*Required task*. Extract the whole listing as it stands. Do not include the pictures.

*The records*.
━━━━━━━━

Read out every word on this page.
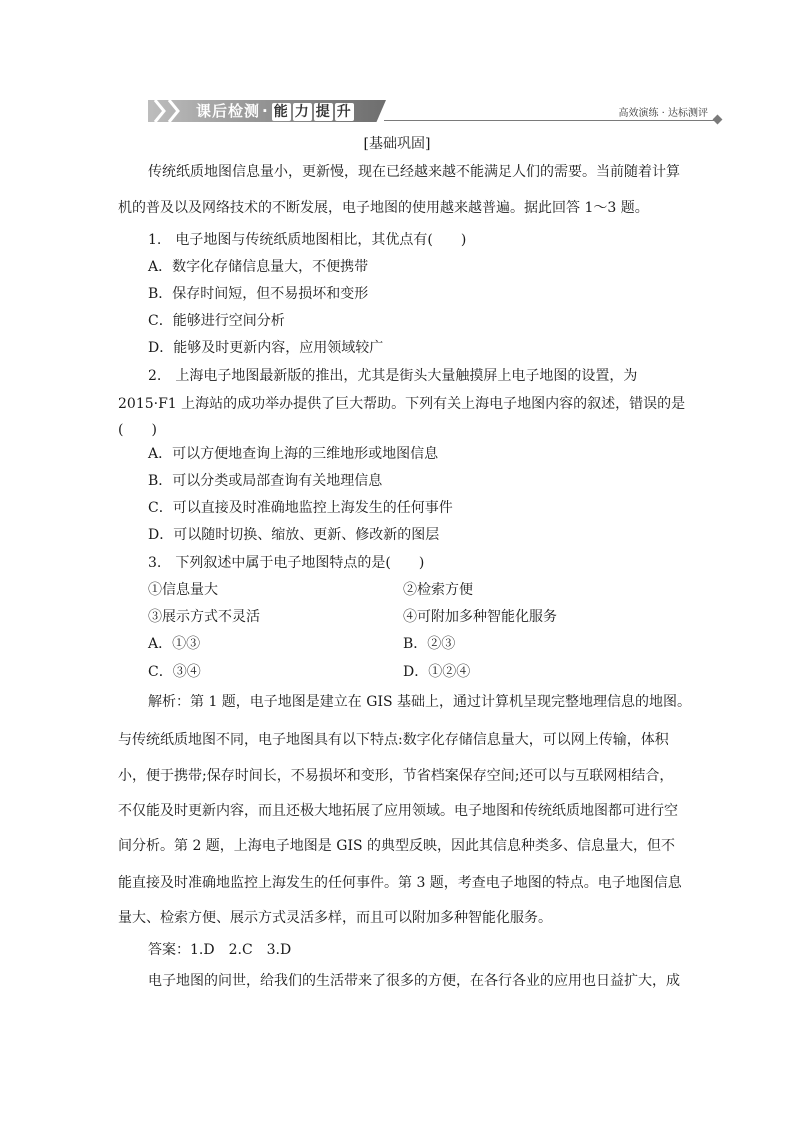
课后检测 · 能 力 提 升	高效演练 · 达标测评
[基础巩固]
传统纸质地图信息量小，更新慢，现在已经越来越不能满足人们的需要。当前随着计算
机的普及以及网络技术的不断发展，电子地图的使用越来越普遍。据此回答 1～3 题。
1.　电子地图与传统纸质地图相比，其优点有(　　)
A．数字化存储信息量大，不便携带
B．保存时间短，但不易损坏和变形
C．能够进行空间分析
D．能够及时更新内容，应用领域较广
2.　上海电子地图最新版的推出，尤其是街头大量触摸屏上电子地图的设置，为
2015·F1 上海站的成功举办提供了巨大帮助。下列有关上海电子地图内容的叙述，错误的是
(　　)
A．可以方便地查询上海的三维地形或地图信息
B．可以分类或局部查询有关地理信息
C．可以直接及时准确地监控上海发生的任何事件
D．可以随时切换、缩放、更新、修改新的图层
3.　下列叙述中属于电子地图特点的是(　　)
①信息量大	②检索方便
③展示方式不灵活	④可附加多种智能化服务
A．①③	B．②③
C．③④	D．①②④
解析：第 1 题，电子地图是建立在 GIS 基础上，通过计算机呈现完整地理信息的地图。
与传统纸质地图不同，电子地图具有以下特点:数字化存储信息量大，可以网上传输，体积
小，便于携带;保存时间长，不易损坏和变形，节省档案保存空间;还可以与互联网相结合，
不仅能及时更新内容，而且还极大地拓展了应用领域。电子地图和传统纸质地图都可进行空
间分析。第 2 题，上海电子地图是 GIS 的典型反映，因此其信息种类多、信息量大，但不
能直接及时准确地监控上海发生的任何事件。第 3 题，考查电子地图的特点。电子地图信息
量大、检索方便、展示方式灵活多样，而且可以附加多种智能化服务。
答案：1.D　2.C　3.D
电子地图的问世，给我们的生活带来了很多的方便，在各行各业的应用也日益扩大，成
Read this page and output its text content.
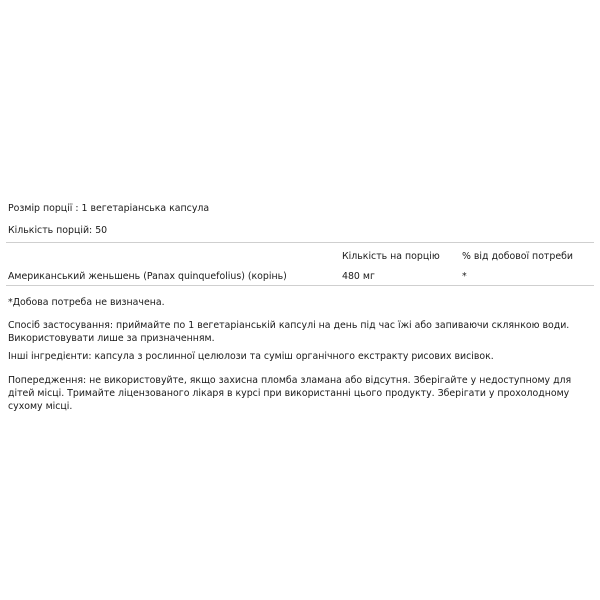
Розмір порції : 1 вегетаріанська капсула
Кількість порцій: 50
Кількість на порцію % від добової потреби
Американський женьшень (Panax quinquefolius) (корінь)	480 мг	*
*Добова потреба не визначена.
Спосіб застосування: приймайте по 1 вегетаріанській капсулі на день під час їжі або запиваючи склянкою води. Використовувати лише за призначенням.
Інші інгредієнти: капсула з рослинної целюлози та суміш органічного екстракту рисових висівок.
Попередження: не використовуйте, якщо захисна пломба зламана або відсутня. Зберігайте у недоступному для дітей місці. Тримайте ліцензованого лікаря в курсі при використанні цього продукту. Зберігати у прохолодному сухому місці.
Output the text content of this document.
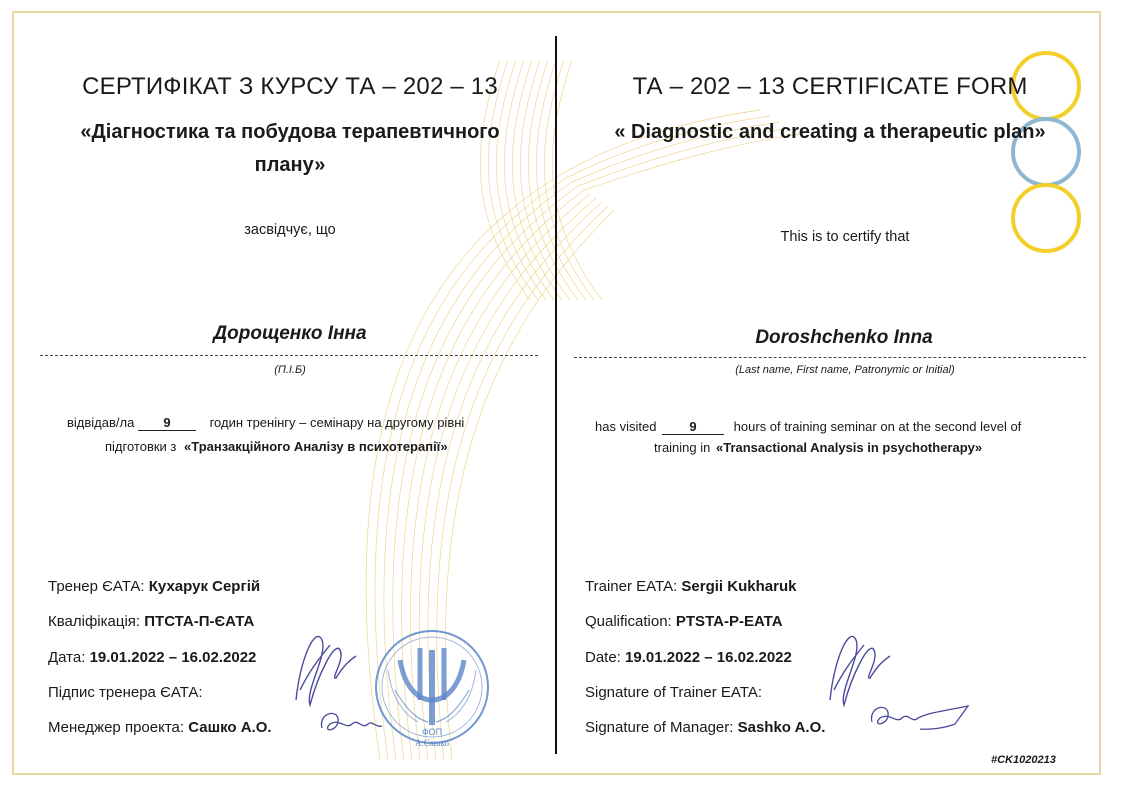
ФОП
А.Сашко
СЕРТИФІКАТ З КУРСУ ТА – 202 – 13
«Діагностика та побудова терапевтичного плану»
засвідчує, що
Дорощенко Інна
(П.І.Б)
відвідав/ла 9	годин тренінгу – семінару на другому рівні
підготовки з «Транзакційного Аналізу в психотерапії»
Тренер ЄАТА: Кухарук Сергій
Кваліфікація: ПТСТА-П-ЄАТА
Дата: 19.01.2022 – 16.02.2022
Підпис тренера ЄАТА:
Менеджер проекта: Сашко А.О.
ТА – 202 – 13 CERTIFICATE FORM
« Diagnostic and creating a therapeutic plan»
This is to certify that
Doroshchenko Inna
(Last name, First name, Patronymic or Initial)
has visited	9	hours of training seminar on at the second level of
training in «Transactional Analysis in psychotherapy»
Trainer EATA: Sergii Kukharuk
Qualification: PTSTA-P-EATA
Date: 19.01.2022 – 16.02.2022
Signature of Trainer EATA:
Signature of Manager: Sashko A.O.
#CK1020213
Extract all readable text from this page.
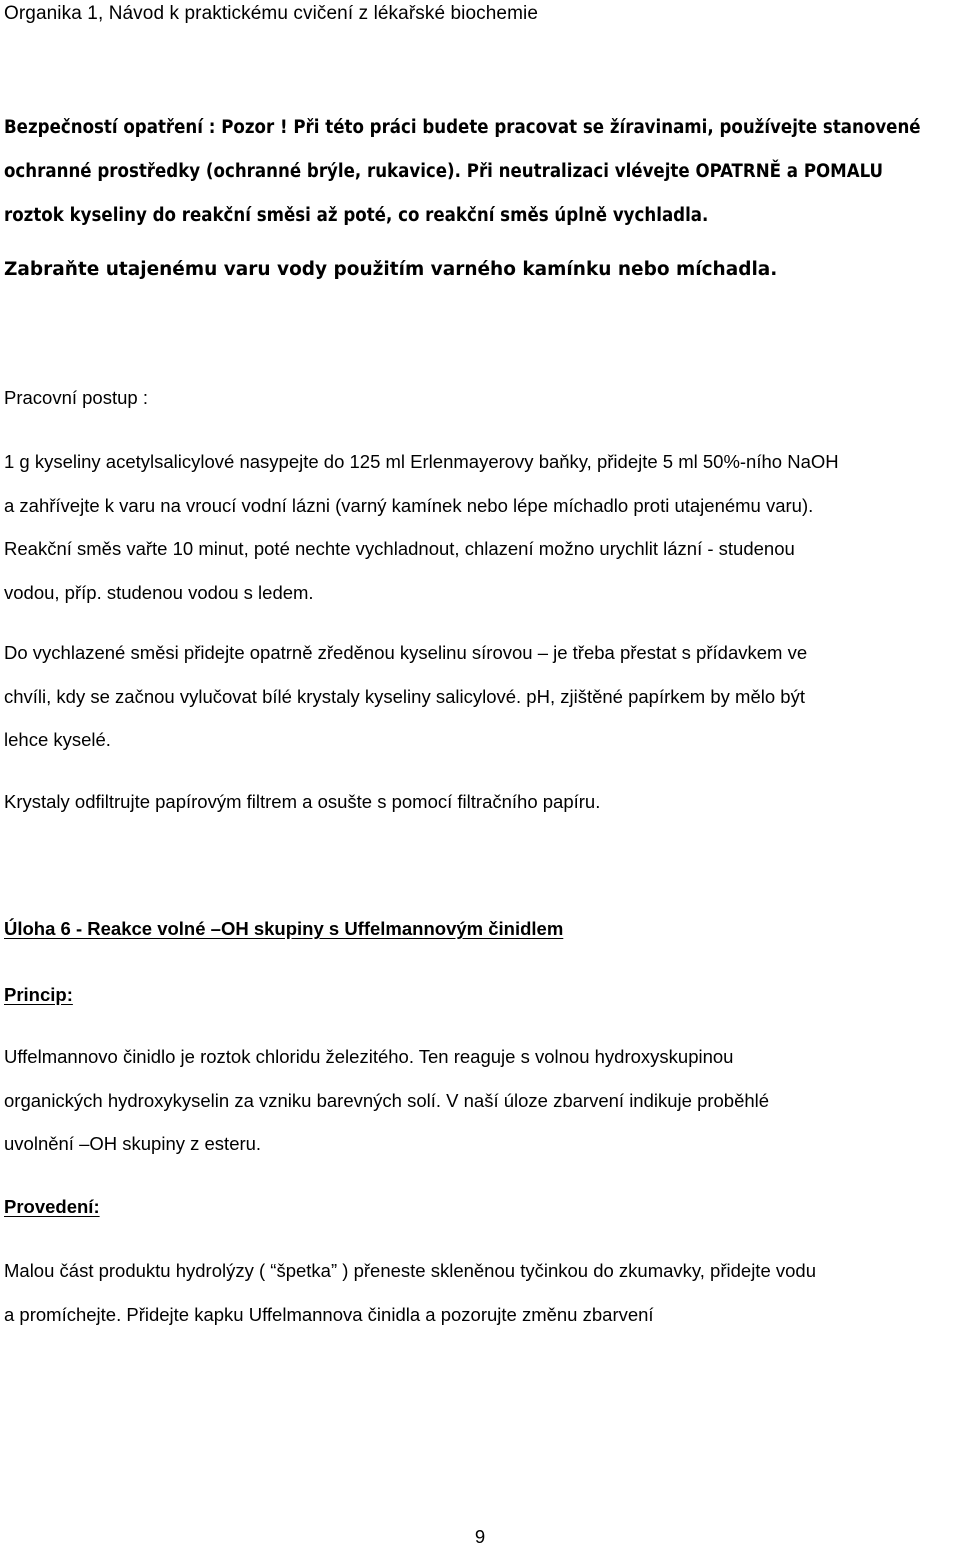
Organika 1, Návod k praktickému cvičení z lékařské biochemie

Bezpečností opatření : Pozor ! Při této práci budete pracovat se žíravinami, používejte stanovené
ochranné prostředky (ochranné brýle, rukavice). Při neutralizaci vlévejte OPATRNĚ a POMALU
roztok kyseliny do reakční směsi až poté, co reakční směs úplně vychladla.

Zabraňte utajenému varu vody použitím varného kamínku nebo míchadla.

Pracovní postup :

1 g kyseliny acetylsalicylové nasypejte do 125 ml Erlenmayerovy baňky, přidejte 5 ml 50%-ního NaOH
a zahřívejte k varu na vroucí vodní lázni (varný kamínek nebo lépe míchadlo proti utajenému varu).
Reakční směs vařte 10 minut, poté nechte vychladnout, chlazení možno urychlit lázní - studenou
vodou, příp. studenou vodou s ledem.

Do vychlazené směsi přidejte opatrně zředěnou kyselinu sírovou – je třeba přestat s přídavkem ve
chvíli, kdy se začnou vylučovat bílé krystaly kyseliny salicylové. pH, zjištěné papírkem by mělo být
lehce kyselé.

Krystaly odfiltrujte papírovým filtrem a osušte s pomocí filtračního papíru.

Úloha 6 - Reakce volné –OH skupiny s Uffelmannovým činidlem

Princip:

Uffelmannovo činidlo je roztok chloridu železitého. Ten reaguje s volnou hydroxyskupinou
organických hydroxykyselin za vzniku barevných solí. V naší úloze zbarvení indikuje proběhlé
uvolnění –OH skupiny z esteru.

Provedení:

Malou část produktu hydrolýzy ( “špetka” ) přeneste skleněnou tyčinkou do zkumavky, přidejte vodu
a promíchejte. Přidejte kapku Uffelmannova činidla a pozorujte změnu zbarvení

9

━━━━━━━━

*Finished answer*.
Read out every word on this page.
课后检测 · 能 力 提 升	高效演练 · 达标测评
[基础巩固]
传统纸质地图信息量小，更新慢，现在已经越来越不能满足人们的需要。当前随着计算
机的普及以及网络技术的不断发展，电子地图的使用越来越普遍。据此回答 1～3 题。
1.　电子地图与传统纸质地图相比，其优点有(　　)
A．数字化存储信息量大，不便携带
B．保存时间短，但不易损坏和变形
C．能够进行空间分析
D．能够及时更新内容，应用领域较广
2.　上海电子地图最新版的推出，尤其是街头大量触摸屏上电子地图的设置，为
2015·F1 上海站的成功举办提供了巨大帮助。下列有关上海电子地图内容的叙述，错误的是
(　　)
A．可以方便地查询上海的三维地形或地图信息
B．可以分类或局部查询有关地理信息
C．可以直接及时准确地监控上海发生的任何事件
D．可以随时切换、缩放、更新、修改新的图层
3.　下列叙述中属于电子地图特点的是(　　)
①信息量大	②检索方便
③展示方式不灵活	④可附加多种智能化服务
A．①③	B．②③
C．③④	D．①②④
解析：第 1 题，电子地图是建立在 GIS 基础上，通过计算机呈现完整地理信息的地图。
与传统纸质地图不同，电子地图具有以下特点:数字化存储信息量大，可以网上传输，体积
小，便于携带;保存时间长，不易损坏和变形，节省档案保存空间;还可以与互联网相结合，
不仅能及时更新内容，而且还极大地拓展了应用领域。电子地图和传统纸质地图都可进行空
间分析。第 2 题，上海电子地图是 GIS 的典型反映，因此其信息种类多、信息量大，但不
能直接及时准确地监控上海发生的任何事件。第 3 题，考查电子地图的特点。电子地图信息
量大、检索方便、展示方式灵活多样，而且可以附加多种智能化服务。
答案：1.D　2.C　3.D
电子地图的问世，给我们的生活带来了很多的方便，在各行各业的应用也日益扩大，成
Read this page and output its text content.
Розмір порції : 1 вегетаріанська капсула
Кількість порцій: 50
Кількість на порцію % від добової потреби
Американський женьшень (Panax quinquefolius) (корінь)	480 мг	*
*Добова потреба не визначена.
Спосіб застосування: приймайте по 1 вегетаріанській капсулі на день під час їжі або запиваючи склянкою води. Використовувати лише за призначенням.
Інші інгредієнти: капсула з рослинної целюлози та суміш органічного екстракту рисових висівок.
Попередження: не використовуйте, якщо захисна пломба зламана або відсутня. Зберігайте у недоступному для дітей місці. Тримайте ліцензованого лікаря в курсі при використанні цього продукту. Зберігати у прохолодному сухому місці.
Output the text content of this document.
ФОП
А.Сашко
СЕРТИФІКАТ З КУРСУ ТА – 202 – 13
«Діагностика та побудова терапевтичного плану»
засвідчує, що
Дорощенко Інна
(П.І.Б)
відвідав/ла 9	годин тренінгу – семінару на другому рівні
підготовки з «Транзакційного Аналізу в психотерапії»
Тренер ЄАТА: Кухарук Сергій
Кваліфікація: ПТСТА-П-ЄАТА
Дата: 19.01.2022 – 16.02.2022
Підпис тренера ЄАТА:
Менеджер проекта: Сашко А.О.
ТА – 202 – 13 CERTIFICATE FORM
« Diagnostic and creating a therapeutic plan»
This is to certify that
Doroshchenko Inna
(Last name, First name, Patronymic or Initial)
has visited	9	hours of training seminar on at the second level of
training in «Transactional Analysis in psychotherapy»
Trainer EATA: Sergii Kukharuk
Qualification: PTSTA-P-EATA
Date: 19.01.2022 – 16.02.2022
Signature of Trainer EATA:
Signature of Manager: Sashko A.O.
#CK1020213
Extract all readable text from this page.
Organika 1, Návod k praktickému cvičení z lékařské biochemie

Bezpečností opatření : Pozor ! Při této práci budete pracovat se žíravinami, používejte stanovené
ochranné prostředky (ochranné brýle, rukavice). Při neutralizaci vlévejte OPATRNĚ a POMALU
roztok kyseliny do reakční směsi až poté, co reakční směs úplně vychladla.

Zabraňte utajenému varu vody použitím varného kamínku nebo míchadla.

Pracovní postup :

1 g kyseliny acetylsalicylové nasypejte do 125 ml Erlenmayerovy baňky, přidejte 5 ml 50%-ního NaOH
a zahřívejte k varu na vroucí vodní lázni (varný kamínek nebo lépe míchadlo proti utajenému varu).
Reakční směs vařte 10 minut, poté nechte vychladnout, chlazení možno urychlit lázní - studenou
vodou, příp. studenou vodou s ledem.

Do vychlazené směsi přidejte opatrně zředěnou kyselinu sírovou – je třeba přestat s přídavkem ve
chvíli, kdy se začnou vylučovat bílé krystaly kyseliny salicylové. pH, zjištěné papírkem by mělo být
lehce kyselé.

Krystaly odfiltrujte papírovým filtrem a osušte s pomocí filtračního papíru.

Úloha 6 - Reakce volné –OH skupiny s Uffelmannovým činidlem

Princip:

Uffelmannovo činidlo je roztok chloridu železitého. Ten reaguje s volnou hydroxyskupinou
organických hydroxykyselin za vzniku barevných solí. V naší úloze zbarvení indikuje proběhlé
uvolnění –OH skupiny z esteru.

Provedení:

Malou část produktu hydrolýzy ( “špetka” ) přeneste skleněnou tyčinkou do zkumavky, přidejte vodu
a promíchejte. Přidejte kapku Uffelmannova činidla a pozorujte změnu zbarvení

9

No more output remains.